-------- SUPPLIED RECORDS --------

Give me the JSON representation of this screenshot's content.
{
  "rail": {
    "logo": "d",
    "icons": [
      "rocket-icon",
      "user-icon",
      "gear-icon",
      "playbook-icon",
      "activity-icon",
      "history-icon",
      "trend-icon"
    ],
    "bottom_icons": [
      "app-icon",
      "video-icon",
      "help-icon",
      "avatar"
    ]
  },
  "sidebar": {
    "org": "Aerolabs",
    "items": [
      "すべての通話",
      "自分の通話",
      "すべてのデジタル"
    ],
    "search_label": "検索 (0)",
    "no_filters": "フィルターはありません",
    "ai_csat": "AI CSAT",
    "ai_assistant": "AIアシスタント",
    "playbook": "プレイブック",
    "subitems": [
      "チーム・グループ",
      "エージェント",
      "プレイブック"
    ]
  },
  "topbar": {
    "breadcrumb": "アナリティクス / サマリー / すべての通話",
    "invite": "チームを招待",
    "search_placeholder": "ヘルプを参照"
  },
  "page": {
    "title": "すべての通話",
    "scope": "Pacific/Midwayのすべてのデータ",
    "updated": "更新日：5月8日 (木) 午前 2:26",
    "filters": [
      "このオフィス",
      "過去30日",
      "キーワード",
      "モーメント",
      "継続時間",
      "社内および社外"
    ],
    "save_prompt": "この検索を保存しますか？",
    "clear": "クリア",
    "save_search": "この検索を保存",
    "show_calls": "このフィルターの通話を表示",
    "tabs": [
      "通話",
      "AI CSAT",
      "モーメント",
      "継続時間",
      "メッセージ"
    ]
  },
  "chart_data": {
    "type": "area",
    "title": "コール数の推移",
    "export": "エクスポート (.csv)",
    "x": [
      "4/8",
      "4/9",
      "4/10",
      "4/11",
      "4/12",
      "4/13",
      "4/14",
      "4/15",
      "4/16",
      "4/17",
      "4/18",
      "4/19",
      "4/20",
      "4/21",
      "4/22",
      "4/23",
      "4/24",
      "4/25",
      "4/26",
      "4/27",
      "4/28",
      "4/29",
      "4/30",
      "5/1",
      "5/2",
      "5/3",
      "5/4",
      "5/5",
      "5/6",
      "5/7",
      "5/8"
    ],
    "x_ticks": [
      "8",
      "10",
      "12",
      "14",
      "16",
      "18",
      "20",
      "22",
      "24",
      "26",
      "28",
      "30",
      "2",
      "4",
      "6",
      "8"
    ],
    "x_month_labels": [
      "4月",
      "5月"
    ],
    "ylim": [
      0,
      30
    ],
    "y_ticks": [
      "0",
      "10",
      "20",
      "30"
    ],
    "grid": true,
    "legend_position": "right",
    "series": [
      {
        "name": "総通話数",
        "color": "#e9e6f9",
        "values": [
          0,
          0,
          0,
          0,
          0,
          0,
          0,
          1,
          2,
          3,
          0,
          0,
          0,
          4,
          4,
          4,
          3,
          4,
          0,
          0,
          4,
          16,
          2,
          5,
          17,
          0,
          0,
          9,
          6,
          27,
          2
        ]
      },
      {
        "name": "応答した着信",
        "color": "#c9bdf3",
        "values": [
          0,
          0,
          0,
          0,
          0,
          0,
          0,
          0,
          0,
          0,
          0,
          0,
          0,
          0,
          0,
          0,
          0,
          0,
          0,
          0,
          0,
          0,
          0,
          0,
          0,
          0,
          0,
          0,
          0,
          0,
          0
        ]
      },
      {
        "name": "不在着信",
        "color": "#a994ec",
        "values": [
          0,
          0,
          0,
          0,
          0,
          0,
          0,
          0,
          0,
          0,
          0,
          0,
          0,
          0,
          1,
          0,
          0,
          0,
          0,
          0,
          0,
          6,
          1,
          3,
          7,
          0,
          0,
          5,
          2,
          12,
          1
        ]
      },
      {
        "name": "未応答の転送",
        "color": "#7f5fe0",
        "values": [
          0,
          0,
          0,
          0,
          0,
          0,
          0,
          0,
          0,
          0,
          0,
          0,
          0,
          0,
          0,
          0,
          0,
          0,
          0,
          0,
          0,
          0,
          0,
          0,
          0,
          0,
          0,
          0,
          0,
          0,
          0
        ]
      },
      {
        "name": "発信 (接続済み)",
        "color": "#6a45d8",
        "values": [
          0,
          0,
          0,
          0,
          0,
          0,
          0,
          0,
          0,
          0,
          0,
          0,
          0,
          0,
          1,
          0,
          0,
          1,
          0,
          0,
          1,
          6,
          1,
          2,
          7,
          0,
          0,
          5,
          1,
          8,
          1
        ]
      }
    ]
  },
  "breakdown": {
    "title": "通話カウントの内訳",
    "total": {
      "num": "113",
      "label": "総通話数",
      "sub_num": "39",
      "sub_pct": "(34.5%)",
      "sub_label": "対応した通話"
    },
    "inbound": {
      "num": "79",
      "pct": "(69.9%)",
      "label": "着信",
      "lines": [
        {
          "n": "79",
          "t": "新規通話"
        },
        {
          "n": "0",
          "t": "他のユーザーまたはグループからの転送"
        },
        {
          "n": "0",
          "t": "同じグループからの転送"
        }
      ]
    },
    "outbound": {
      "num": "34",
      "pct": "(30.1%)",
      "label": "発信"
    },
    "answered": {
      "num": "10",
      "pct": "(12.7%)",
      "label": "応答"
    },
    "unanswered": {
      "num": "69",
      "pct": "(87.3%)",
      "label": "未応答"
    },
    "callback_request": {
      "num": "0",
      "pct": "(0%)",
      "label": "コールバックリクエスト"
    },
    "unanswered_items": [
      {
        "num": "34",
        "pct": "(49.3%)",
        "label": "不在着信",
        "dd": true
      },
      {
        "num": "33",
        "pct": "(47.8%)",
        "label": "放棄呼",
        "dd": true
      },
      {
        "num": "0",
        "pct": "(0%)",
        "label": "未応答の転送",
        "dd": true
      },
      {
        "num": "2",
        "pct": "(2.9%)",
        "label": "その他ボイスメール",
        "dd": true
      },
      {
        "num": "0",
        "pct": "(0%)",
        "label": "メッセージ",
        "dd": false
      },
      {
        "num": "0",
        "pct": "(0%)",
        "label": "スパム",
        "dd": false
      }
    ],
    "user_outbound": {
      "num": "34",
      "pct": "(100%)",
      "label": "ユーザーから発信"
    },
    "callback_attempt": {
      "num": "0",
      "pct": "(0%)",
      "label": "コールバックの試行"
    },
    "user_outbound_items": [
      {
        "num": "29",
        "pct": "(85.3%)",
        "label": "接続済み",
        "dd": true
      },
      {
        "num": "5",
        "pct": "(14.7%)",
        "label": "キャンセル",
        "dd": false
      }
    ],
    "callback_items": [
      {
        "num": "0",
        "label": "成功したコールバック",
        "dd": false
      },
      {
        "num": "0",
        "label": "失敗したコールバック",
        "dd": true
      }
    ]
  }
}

--------

- REQUIREMENTS:
Return all of the entries exactly as written.

- OUTPUT BELOW:
Give me the JSON representation of this screenshot's content.
{
  "rail": {
    "logo": "d",
    "icons": [
      "rocket-icon",
      "user-icon",
      "gear-icon",
      "playbook-icon",
      "activity-icon",
      "history-icon",
      "trend-icon"
    ],
    "bottom_icons": [
      "app-icon",
      "video-icon",
      "help-icon",
      "avatar"
    ]
  },
  "sidebar": {
    "org": "Aerolabs",
    "items": [
      "すべての通話",
      "自分の通話",
      "すべてのデジタル"
    ],
    "search_label": "検索 (0)",
    "no_filters": "フィルターはありません",
    "ai_csat": "AI CSAT",
    "ai_assistant": "AIアシスタント",
    "playbook": "プレイブック",
    "subitems": [
      "チーム・グループ",
      "エージェント",
      "プレイブック"
    ]
  },
  "topbar": {
    "breadcrumb": "アナリティクス / サマリー / すべての通話",
    "invite": "チームを招待",
    "search_placeholder": "ヘルプを参照"
  },
  "page": {
    "title": "すべての通話",
    "scope": "Pacific/Midwayのすべてのデータ",
    "updated": "更新日：5月8日 (木) 午前 2:26",
    "filters": [
      "このオフィス",
      "過去30日",
      "キーワード",
      "モーメント",
      "継続時間",
      "社内および社外"
    ],
    "save_prompt": "この検索を保存しますか？",
    "clear": "クリア",
    "save_search": "この検索を保存",
    "show_calls": "このフィルターの通話を表示",
    "tabs": [
      "通話",
      "AI CSAT",
      "モーメント",
      "継続時間",
      "メッセージ"
    ]
  },
  "chart_data": {
    "type": "area",
    "title": "コール数の推移",
    "export": "エクスポート (.csv)",
    "x": [
      "4/8",
      "4/9",
      "4/10",
      "4/11",
      "4/12",
      "4/13",
      "4/14",
      "4/15",
      "4/16",
      "4/17",
      "4/18",
      "4/19",
      "4/20",
      "4/21",
      "4/22",
      "4/23",
      "4/24",
      "4/25",
      "4/26",
      "4/27",
      "4/28",
      "4/29",
      "4/30",
      "5/1",
      "5/2",
      "5/3",
      "5/4",
      "5/5",
      "5/6",
      "5/7",
      "5/8"
    ],
    "x_ticks": [
      "8",
      "10",
      "12",
      "14",
      "16",
      "18",
      "20",
      "22",
      "24",
      "26",
      "28",
      "30",
      "2",
      "4",
      "6",
      "8"
    ],
    "x_month_labels": [
      "4月",
      "5月"
    ],
    "ylim": [
      0,
      30
    ],
    "y_ticks": [
      "0",
      "10",
      "20",
      "30"
    ],
    "grid": true,
    "legend_position": "right",
    "series": [
      {
        "name": "総通話数",
        "color": "#e9e6f9",
        "values": [
          0,
          0,
          0,
          0,
          0,
          0,
          0,
          1,
          2,
          3,
          0,
          0,
          0,
          4,
          4,
          4,
          3,
          4,
          0,
          0,
          4,
          16,
          2,
          5,
          17,
          0,
          0,
          9,
          6,
          27,
          2
        ]
      },
      {
        "name": "応答した着信",
        "color": "#c9bdf3",
        "values": [
          0,
          0,
          0,
          0,
          0,
          0,
          0,
          0,
          0,
          0,
          0,
          0,
          0,
          0,
          0,
          0,
          0,
          0,
          0,
          0,
          0,
          0,
          0,
          0,
          0,
          0,
          0,
          0,
          0,
          0,
          0
        ]
      },
      {
        "name": "不在着信",
        "color": "#a994ec",
        "values": [
          0,
          0,
          0,
          0,
          0,
          0,
          0,
          0,
          0,
          0,
          0,
          0,
          0,
          0,
          1,
          0,
          0,
          0,
          0,
          0,
          0,
          6,
          1,
          3,
          7,
          0,
          0,
          5,
          2,
          12,
          1
        ]
      },
      {
        "name": "未応答の転送",
        "color": "#7f5fe0",
        "values": [
          0,
          0,
          0,
          0,
          0,
          0,
          0,
          0,
          0,
          0,
          0,
          0,
          0,
          0,
          0,
          0,
          0,
          0,
          0,
          0,
          0,
          0,
          0,
          0,
          0,
          0,
          0,
          0,
          0,
          0,
          0
        ]
      },
      {
        "name": "発信 (接続済み)",
        "color": "#6a45d8",
        "values": [
          0,
          0,
          0,
          0,
          0,
          0,
          0,
          0,
          0,
          0,
          0,
          0,
          0,
          0,
          1,
          0,
          0,
          1,
          0,
          0,
          1,
          6,
          1,
          2,
          7,
          0,
          0,
          5,
          1,
          8,
          1
        ]
      }
    ]
  },
  "breakdown": {
    "title": "通話カウントの内訳",
    "total": {
      "num": "113",
      "label": "総通話数",
      "sub_num": "39",
      "sub_pct": "(34.5%)",
      "sub_label": "対応した通話"
    },
    "inbound": {
      "num": "79",
      "pct": "(69.9%)",
      "label": "着信",
      "lines": [
        {
          "n": "79",
          "t": "新規通話"
        },
        {
          "n": "0",
          "t": "他のユーザーまたはグループからの転送"
        },
        {
          "n": "0",
          "t": "同じグループからの転送"
        }
      ]
    },
    "outbound": {
      "num": "34",
      "pct": "(30.1%)",
      "label": "発信"
    },
    "answered": {
      "num": "10",
      "pct": "(12.7%)",
      "label": "応答"
    },
    "unanswered": {
      "num": "69",
      "pct": "(87.3%)",
      "label": "未応答"
    },
    "callback_request": {
      "num": "0",
      "pct": "(0%)",
      "label": "コールバックリクエスト"
    },
    "unanswered_items": [
      {
        "num": "34",
        "pct": "(49.3%)",
        "label": "不在着信",
        "dd": true
      },
      {
        "num": "33",
        "pct": "(47.8%)",
        "label": "放棄呼",
        "dd": true
      },
      {
        "num": "0",
        "pct": "(0%)",
        "label": "未応答の転送",
        "dd": true
      },
      {
        "num": "2",
        "pct": "(2.9%)",
        "label": "その他ボイスメール",
        "dd": true
      },
      {
        "num": "0",
        "pct": "(0%)",
        "label": "メッセージ",
        "dd": false
      },
      {
        "num": "0",
        "pct": "(0%)",
        "label": "スパム",
        "dd": false
      }
    ],
    "user_outbound": {
      "num": "34",
      "pct": "(100%)",
      "label": "ユーザーから発信"
    },
    "callback_attempt": {
      "num": "0",
      "pct": "(0%)",
      "label": "コールバックの試行"
    },
    "user_outbound_items": [
      {
        "num": "29",
        "pct": "(85.3%)",
        "label": "接続済み",
        "dd": true
      },
      {
        "num": "5",
        "pct": "(14.7%)",
        "label": "キャンセル",
        "dd": false
      }
    ],
    "callback_items": [
      {
        "num": "0",
        "label": "成功したコールバック",
        "dd": false
      },
      {
        "num": "0",
        "label": "失敗したコールバック",
        "dd": true
      }
    ]
  }
}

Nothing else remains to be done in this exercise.